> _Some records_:

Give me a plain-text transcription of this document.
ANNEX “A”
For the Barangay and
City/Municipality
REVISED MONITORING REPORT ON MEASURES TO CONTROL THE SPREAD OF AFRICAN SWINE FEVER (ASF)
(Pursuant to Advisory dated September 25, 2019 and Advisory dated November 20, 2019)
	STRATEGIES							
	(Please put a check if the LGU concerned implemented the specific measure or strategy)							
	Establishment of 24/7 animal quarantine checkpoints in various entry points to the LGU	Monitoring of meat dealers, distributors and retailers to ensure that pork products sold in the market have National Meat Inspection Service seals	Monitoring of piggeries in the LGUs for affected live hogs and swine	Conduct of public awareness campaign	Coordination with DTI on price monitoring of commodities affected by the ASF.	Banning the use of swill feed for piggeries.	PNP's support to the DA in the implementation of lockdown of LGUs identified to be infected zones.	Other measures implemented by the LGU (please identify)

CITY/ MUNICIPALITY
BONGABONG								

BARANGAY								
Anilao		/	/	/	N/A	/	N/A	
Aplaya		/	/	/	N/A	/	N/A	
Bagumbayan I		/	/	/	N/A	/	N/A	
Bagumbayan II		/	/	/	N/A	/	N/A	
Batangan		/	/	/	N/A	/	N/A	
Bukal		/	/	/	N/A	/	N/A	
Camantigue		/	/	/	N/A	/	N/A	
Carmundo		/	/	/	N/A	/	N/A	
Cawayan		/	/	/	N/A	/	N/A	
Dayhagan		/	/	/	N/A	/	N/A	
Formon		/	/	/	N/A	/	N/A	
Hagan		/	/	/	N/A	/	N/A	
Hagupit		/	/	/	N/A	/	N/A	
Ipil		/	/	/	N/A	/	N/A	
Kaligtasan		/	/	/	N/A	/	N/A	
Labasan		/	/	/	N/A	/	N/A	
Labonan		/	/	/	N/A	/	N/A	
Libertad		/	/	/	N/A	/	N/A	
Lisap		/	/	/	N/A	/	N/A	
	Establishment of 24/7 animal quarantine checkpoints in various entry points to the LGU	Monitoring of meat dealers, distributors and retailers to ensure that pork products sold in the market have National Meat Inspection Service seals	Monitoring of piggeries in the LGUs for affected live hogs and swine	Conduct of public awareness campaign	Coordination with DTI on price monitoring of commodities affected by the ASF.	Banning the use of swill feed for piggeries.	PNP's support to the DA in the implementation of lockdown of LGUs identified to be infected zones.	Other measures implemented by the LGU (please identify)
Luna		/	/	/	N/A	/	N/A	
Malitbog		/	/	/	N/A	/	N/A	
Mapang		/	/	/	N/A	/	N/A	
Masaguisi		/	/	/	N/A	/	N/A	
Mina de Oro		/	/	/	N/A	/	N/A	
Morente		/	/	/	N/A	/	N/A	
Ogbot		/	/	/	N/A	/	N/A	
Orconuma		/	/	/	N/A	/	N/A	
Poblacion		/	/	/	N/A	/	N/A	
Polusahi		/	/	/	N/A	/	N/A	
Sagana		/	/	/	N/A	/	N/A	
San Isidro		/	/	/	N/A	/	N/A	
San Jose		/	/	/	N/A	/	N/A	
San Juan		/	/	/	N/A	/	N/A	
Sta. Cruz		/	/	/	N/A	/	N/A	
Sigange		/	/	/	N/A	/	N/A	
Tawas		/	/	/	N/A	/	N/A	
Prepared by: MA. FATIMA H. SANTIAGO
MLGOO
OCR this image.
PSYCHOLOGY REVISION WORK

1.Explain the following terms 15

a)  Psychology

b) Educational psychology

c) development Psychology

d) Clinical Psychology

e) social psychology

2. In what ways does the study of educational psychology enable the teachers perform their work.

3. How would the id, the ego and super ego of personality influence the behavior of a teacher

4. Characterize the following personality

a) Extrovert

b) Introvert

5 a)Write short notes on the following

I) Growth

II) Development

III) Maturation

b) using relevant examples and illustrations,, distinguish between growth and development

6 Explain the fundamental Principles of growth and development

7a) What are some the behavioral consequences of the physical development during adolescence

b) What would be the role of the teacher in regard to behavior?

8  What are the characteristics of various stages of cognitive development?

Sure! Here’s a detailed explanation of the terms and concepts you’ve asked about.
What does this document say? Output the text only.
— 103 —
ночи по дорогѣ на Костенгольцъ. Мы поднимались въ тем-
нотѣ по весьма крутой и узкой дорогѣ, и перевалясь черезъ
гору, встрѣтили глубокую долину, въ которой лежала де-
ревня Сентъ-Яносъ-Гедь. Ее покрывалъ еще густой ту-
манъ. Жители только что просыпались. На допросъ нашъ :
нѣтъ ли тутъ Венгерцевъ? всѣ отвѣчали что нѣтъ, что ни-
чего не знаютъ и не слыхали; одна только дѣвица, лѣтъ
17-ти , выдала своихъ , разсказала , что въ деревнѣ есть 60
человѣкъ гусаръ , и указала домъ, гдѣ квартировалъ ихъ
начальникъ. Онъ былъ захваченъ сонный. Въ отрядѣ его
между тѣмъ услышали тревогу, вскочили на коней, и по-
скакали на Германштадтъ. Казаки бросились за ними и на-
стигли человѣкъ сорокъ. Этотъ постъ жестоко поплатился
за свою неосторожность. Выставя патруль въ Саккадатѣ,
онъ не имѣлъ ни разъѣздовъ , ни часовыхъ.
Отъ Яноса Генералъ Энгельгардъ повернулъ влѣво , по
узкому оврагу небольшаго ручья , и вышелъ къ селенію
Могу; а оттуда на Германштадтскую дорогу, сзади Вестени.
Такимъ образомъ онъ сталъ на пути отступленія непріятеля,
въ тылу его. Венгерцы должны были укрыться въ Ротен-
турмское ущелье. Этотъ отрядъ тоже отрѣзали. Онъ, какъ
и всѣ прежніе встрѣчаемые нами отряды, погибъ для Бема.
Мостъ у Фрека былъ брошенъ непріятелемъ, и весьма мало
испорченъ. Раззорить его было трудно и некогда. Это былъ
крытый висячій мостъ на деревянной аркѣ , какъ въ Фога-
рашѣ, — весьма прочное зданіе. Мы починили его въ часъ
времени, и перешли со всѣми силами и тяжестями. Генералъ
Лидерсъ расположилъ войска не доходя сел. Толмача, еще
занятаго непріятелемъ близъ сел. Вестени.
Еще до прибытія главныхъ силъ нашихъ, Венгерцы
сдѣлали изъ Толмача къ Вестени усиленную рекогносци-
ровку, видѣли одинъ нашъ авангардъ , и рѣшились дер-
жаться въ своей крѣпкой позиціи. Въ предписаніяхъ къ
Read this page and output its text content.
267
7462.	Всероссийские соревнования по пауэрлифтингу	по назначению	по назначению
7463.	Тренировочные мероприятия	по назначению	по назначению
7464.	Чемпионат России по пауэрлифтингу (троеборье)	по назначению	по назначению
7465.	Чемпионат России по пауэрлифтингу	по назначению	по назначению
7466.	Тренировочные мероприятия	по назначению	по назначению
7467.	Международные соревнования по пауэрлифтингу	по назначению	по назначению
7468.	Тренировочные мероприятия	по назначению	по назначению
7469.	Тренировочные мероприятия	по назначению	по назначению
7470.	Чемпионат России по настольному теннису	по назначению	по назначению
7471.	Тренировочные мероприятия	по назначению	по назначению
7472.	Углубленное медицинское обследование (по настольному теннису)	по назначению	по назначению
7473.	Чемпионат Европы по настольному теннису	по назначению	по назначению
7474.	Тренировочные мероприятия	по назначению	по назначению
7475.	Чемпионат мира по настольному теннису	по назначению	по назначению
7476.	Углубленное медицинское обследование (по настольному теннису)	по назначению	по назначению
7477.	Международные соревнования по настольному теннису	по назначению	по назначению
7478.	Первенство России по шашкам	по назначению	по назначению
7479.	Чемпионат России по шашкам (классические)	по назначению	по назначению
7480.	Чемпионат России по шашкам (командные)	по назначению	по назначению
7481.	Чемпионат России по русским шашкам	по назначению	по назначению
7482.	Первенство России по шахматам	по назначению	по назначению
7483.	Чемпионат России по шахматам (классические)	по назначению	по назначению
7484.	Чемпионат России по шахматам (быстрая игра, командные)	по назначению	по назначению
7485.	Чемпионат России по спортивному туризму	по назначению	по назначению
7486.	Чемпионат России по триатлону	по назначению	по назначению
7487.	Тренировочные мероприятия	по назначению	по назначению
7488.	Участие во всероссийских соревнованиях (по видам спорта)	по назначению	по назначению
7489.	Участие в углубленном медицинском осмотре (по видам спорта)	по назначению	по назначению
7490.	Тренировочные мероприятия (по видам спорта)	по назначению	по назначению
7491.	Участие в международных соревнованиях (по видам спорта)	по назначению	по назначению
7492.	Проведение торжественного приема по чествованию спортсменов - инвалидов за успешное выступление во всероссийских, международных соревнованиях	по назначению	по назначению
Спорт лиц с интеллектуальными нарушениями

> _Do this_:
Using the material above, report each line where "Толмача" occurs.

> _Output for this task_:
Лидерсъ расположилъ войска не доходя сел. Толмача, еще
сдѣлали изъ Толмача къ Вестени усиленную рекогносци-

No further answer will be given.